→ **Objective**: Examine each line of the data. Copy those that contain the string "构成并列结构".

(Data entries)
--- Begin ---
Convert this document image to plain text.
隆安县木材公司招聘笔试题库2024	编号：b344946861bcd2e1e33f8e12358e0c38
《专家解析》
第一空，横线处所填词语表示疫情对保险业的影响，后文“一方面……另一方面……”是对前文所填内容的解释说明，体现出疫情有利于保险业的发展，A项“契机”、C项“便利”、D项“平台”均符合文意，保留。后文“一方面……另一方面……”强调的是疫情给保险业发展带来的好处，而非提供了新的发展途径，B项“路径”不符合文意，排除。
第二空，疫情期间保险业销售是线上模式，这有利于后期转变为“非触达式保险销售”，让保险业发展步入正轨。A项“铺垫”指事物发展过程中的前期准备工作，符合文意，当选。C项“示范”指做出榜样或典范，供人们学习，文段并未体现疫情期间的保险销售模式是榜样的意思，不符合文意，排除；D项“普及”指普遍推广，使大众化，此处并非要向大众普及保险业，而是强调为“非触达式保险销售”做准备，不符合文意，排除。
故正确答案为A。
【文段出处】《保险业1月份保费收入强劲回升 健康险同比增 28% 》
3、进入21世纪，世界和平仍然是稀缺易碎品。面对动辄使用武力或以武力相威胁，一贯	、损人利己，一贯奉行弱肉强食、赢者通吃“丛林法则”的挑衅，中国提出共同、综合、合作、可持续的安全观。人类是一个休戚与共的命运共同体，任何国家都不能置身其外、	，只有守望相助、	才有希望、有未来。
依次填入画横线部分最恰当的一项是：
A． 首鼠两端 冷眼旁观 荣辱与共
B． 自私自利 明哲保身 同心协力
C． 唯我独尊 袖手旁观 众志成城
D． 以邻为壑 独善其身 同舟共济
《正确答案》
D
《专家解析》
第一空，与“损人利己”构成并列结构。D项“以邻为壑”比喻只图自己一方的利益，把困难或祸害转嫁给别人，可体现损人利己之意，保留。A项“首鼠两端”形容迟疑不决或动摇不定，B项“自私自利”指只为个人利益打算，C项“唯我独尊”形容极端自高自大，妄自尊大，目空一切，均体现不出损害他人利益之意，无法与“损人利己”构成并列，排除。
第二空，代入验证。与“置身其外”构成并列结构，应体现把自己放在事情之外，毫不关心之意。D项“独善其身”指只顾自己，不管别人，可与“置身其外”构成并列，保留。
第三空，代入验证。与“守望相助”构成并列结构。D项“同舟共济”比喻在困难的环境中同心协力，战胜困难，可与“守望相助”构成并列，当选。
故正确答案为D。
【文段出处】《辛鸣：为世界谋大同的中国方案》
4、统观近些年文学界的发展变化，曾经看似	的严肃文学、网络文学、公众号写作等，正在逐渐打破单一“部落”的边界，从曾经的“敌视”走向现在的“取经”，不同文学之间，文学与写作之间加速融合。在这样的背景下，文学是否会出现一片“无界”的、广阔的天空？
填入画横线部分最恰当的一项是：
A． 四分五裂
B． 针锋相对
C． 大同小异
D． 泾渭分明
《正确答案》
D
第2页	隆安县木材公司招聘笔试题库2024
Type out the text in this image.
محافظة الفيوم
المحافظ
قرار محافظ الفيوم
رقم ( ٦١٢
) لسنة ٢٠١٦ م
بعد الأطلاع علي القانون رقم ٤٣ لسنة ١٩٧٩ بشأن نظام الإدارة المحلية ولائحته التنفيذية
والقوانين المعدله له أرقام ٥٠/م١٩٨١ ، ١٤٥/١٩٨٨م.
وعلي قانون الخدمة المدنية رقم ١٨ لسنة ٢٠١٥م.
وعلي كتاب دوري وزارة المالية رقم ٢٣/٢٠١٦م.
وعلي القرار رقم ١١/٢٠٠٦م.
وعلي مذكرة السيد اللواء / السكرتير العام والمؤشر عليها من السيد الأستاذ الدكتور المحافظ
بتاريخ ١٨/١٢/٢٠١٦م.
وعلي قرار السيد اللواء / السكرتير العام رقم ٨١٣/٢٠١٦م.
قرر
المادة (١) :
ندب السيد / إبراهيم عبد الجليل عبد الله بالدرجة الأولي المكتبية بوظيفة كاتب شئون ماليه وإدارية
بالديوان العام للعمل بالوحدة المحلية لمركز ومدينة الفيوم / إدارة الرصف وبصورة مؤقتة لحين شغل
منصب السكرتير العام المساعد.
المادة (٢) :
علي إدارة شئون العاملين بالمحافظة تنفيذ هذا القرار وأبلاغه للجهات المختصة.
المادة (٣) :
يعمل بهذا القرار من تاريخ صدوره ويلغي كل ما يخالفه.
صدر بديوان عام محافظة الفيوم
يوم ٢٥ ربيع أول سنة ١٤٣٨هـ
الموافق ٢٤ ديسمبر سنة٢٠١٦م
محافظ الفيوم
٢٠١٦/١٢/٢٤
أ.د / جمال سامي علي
--- End ---
→ **Expected output**:
第一空，与“损人利己”构成并列结构。D项“以邻为壑”比喻只图自己一方的利益，把困难或祸害转嫁给别人，可体现损人利己之意，保留。A项“首鼠两端”形容迟疑不决或动摇不定，B项“自私自利”指只为个人利益打算，C项“唯我独尊”形容极端自高自大，妄自尊大，目空一切，均体现不出损害他人利益之意，无法与“损人利己”构成并列，排除。
第二空，代入验证。与“置身其外”构成并列结构，应体现把自己放在事情之外，毫不关心之意。D项“独善其身”指只顾自己，不管别人，可与“置身其外”构成并列，保留。
第三空，代入验证。与“守望相助”构成并列结构。D项“同舟共济”比喻在困难的环境中同心协力，战胜困难，可与“守望相助”构成并列，当选。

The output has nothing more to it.